Task to complete: Count lines, not occurrences: give the number of lines holding the word "friendly", and nothing besides.
------------------------------------------------
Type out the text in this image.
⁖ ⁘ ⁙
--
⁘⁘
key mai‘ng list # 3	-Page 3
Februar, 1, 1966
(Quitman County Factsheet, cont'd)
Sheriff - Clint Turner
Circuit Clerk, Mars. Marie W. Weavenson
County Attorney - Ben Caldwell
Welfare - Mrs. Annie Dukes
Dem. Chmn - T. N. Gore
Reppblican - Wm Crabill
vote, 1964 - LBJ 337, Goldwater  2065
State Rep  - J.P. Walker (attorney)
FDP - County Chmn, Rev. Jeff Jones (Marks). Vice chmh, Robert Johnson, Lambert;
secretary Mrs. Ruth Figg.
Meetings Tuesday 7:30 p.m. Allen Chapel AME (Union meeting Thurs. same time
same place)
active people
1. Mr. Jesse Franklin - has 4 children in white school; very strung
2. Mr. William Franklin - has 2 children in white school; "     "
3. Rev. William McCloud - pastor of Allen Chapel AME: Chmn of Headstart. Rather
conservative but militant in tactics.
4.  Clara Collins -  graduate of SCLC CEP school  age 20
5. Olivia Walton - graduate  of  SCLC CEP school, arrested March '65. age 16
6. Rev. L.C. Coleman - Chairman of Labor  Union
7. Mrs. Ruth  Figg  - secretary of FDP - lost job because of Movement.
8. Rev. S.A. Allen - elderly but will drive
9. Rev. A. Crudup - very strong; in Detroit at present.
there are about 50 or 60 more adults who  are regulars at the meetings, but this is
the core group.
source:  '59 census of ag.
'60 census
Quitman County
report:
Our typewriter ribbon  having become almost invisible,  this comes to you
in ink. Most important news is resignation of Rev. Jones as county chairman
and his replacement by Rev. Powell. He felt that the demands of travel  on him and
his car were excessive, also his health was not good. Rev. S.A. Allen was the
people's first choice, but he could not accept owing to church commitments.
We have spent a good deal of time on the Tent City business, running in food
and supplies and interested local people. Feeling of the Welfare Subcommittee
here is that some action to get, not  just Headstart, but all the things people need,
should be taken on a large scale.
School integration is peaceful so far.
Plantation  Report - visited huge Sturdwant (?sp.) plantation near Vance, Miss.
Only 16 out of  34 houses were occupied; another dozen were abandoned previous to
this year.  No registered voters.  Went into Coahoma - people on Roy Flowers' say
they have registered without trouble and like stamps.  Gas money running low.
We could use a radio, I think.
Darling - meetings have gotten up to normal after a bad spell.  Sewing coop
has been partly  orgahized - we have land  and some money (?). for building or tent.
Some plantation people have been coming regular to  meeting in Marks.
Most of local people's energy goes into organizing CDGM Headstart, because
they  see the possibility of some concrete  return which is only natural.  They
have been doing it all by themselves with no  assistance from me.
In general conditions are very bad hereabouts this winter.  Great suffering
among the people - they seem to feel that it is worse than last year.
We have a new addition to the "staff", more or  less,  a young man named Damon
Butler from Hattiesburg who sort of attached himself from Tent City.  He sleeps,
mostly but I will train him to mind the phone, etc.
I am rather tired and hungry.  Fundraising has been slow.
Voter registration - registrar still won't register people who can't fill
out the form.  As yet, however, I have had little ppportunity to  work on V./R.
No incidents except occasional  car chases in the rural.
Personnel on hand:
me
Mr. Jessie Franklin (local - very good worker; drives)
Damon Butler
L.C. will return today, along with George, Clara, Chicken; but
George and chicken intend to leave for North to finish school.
------------------------------------------------
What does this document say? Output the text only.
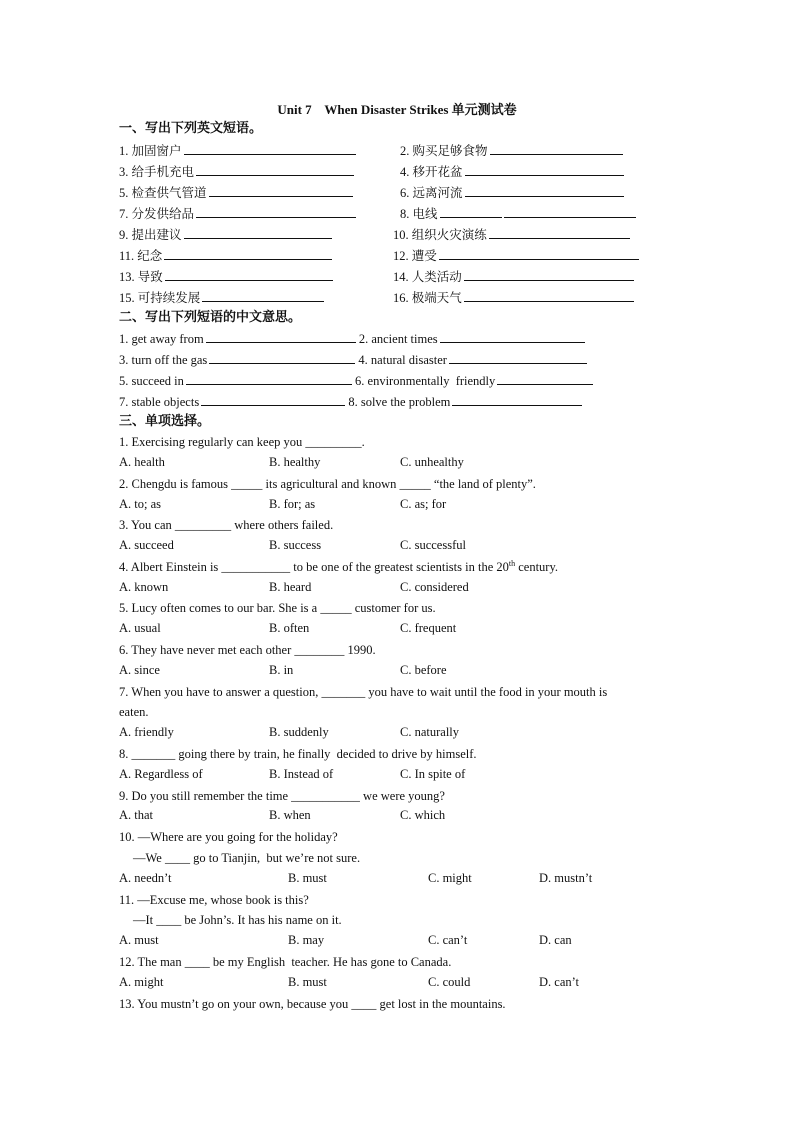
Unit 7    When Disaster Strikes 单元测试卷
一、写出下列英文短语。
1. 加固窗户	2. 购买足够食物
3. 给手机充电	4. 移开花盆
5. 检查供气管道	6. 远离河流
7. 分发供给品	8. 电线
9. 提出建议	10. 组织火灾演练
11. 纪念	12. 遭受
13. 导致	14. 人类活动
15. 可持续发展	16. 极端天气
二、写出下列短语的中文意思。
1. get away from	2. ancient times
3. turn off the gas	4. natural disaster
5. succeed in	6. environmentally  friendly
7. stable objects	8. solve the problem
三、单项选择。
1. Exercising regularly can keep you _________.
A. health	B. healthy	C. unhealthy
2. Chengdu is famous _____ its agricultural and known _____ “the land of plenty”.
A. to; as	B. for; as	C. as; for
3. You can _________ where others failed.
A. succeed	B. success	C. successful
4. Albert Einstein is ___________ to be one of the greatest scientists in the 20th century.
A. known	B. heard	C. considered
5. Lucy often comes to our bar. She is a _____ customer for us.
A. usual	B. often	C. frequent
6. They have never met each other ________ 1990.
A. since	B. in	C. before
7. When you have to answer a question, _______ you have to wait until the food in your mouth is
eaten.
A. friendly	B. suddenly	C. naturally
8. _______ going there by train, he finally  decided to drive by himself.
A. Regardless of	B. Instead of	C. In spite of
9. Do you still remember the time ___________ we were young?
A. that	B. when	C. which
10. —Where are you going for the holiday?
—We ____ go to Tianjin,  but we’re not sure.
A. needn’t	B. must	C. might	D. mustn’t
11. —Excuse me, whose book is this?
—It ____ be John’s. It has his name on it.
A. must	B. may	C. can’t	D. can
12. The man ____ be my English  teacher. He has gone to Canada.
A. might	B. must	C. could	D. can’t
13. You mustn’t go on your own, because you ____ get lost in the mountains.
------------------------------------------------
Full response: 2